→ Stated problem
Repeat, exactly and completely, the entries shown underneath.

→ Entries provided
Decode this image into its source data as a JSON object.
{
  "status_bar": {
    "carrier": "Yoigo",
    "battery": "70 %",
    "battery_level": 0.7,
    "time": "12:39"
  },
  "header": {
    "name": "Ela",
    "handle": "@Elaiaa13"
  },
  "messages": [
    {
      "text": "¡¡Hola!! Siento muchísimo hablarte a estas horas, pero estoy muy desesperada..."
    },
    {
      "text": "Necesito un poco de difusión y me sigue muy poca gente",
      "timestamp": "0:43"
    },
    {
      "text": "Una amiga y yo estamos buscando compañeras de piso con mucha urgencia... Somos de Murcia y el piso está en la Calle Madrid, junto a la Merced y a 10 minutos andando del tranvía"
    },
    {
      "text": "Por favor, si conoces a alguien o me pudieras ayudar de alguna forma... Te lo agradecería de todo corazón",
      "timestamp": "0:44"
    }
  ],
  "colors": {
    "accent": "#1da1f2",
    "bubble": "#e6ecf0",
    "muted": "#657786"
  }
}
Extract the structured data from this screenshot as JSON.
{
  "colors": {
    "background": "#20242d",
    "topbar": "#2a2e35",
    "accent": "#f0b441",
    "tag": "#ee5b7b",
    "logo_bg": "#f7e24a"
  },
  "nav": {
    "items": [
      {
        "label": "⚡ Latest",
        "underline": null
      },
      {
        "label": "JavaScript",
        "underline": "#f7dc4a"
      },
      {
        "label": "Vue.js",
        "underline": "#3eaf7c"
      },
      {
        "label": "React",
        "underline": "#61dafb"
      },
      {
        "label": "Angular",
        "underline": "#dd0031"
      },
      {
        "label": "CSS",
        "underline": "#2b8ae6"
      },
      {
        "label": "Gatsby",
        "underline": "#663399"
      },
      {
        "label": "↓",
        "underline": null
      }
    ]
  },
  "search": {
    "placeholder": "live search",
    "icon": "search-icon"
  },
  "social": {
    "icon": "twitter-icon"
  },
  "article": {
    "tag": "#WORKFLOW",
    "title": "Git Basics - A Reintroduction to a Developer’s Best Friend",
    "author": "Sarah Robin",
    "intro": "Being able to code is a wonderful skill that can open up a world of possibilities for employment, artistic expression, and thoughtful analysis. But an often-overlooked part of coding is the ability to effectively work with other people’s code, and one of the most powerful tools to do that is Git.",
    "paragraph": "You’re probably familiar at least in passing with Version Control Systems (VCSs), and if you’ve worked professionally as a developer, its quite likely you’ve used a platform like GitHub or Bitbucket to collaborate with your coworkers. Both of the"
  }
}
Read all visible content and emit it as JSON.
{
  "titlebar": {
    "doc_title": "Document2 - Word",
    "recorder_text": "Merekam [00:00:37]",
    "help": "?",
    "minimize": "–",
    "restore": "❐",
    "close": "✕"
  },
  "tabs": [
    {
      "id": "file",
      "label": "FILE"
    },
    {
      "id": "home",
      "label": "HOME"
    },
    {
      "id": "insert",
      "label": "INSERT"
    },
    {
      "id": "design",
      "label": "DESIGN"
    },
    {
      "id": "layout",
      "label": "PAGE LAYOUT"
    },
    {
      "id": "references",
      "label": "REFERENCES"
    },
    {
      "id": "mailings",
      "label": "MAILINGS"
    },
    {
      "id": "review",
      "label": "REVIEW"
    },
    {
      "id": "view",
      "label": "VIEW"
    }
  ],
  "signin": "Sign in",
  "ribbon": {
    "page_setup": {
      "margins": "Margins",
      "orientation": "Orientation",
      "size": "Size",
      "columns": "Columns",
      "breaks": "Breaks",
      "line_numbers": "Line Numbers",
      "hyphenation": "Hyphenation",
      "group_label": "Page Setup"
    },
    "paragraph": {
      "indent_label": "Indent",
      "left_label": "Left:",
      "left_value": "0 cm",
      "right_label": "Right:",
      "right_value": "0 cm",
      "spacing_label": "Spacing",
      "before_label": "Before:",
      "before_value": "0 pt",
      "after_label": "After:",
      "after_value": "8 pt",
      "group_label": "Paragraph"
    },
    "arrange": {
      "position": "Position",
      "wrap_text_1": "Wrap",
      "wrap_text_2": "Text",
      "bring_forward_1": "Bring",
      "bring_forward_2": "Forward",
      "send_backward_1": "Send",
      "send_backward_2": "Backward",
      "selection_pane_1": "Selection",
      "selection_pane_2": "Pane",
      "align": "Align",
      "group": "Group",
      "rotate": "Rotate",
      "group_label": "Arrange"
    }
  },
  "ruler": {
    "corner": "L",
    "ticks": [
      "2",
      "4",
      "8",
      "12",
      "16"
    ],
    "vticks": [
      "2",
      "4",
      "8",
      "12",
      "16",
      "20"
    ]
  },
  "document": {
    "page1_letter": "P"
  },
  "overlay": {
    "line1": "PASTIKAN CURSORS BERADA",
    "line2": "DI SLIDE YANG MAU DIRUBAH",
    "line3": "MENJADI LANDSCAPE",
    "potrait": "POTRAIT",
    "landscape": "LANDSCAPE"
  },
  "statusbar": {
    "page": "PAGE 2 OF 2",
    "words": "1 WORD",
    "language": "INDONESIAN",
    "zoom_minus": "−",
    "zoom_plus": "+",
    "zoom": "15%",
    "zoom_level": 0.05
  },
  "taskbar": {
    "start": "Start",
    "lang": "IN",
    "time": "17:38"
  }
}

→ Solution for this exercise
Decode this image into its source data as a JSON object.
{
  "status_bar": {
    "carrier": "Yoigo",
    "battery": "70 %",
    "battery_level": 0.7,
    "time": "12:39"
  },
  "header": {
    "name": "Ela",
    "handle": "@Elaiaa13"
  },
  "messages": [
    {
      "text": "¡¡Hola!! Siento muchísimo hablarte a estas horas, pero estoy muy desesperada..."
    },
    {
      "text": "Necesito un poco de difusión y me sigue muy poca gente",
      "timestamp": "0:43"
    },
    {
      "text": "Una amiga y yo estamos buscando compañeras de piso con mucha urgencia... Somos de Murcia y el piso está en la Calle Madrid, junto a la Merced y a 10 minutos andando del tranvía"
    },
    {
      "text": "Por favor, si conoces a alguien o me pudieras ayudar de alguna forma... Te lo agradecería de todo corazón",
      "timestamp": "0:44"
    }
  ],
  "colors": {
    "accent": "#1da1f2",
    "bubble": "#e6ecf0",
    "muted": "#657786"
  }
}
Extract the structured data from this screenshot as JSON.
{
  "colors": {
    "background": "#20242d",
    "topbar": "#2a2e35",
    "accent": "#f0b441",
    "tag": "#ee5b7b",
    "logo_bg": "#f7e24a"
  },
  "nav": {
    "items": [
      {
        "label": "⚡ Latest",
        "underline": null
      },
      {
        "label": "JavaScript",
        "underline": "#f7dc4a"
      },
      {
        "label": "Vue.js",
        "underline": "#3eaf7c"
      },
      {
        "label": "React",
        "underline": "#61dafb"
      },
      {
        "label": "Angular",
        "underline": "#dd0031"
      },
      {
        "label": "CSS",
        "underline": "#2b8ae6"
      },
      {
        "label": "Gatsby",
        "underline": "#663399"
      },
      {
        "label": "↓",
        "underline": null
      }
    ]
  },
  "search": {
    "placeholder": "live search",
    "icon": "search-icon"
  },
  "social": {
    "icon": "twitter-icon"
  },
  "article": {
    "tag": "#WORKFLOW",
    "title": "Git Basics - A Reintroduction to a Developer’s Best Friend",
    "author": "Sarah Robin",
    "intro": "Being able to code is a wonderful skill that can open up a world of possibilities for employment, artistic expression, and thoughtful analysis. But an often-overlooked part of coding is the ability to effectively work with other people’s code, and one of the most powerful tools to do that is Git.",
    "paragraph": "You’re probably familiar at least in passing with Version Control Systems (VCSs), and if you’ve worked professionally as a developer, its quite likely you’ve used a platform like GitHub or Bitbucket to collaborate with your coworkers. Both of the"
  }
}
Read all visible content and emit it as JSON.
{
  "titlebar": {
    "doc_title": "Document2 - Word",
    "recorder_text": "Merekam [00:00:37]",
    "help": "?",
    "minimize": "–",
    "restore": "❐",
    "close": "✕"
  },
  "tabs": [
    {
      "id": "file",
      "label": "FILE"
    },
    {
      "id": "home",
      "label": "HOME"
    },
    {
      "id": "insert",
      "label": "INSERT"
    },
    {
      "id": "design",
      "label": "DESIGN"
    },
    {
      "id": "layout",
      "label": "PAGE LAYOUT"
    },
    {
      "id": "references",
      "label": "REFERENCES"
    },
    {
      "id": "mailings",
      "label": "MAILINGS"
    },
    {
      "id": "review",
      "label": "REVIEW"
    },
    {
      "id": "view",
      "label": "VIEW"
    }
  ],
  "signin": "Sign in",
  "ribbon": {
    "page_setup": {
      "margins": "Margins",
      "orientation": "Orientation",
      "size": "Size",
      "columns": "Columns",
      "breaks": "Breaks",
      "line_numbers": "Line Numbers",
      "hyphenation": "Hyphenation",
      "group_label": "Page Setup"
    },
    "paragraph": {
      "indent_label": "Indent",
      "left_label": "Left:",
      "left_value": "0 cm",
      "right_label": "Right:",
      "right_value": "0 cm",
      "spacing_label": "Spacing",
      "before_label": "Before:",
      "before_value": "0 pt",
      "after_label": "After:",
      "after_value": "8 pt",
      "group_label": "Paragraph"
    },
    "arrange": {
      "position": "Position",
      "wrap_text_1": "Wrap",
      "wrap_text_2": "Text",
      "bring_forward_1": "Bring",
      "bring_forward_2": "Forward",
      "send_backward_1": "Send",
      "send_backward_2": "Backward",
      "selection_pane_1": "Selection",
      "selection_pane_2": "Pane",
      "align": "Align",
      "group": "Group",
      "rotate": "Rotate",
      "group_label": "Arrange"
    }
  },
  "ruler": {
    "corner": "L",
    "ticks": [
      "2",
      "4",
      "8",
      "12",
      "16"
    ],
    "vticks": [
      "2",
      "4",
      "8",
      "12",
      "16",
      "20"
    ]
  },
  "document": {
    "page1_letter": "P"
  },
  "overlay": {
    "line1": "PASTIKAN CURSORS BERADA",
    "line2": "DI SLIDE YANG MAU DIRUBAH",
    "line3": "MENJADI LANDSCAPE",
    "potrait": "POTRAIT",
    "landscape": "LANDSCAPE"
  },
  "statusbar": {
    "page": "PAGE 2 OF 2",
    "words": "1 WORD",
    "language": "INDONESIAN",
    "zoom_minus": "−",
    "zoom_plus": "+",
    "zoom": "15%",
    "zoom_level": 0.05
  },
  "taskbar": {
    "start": "Start",
    "lang": "IN",
    "time": "17:38"
  }
}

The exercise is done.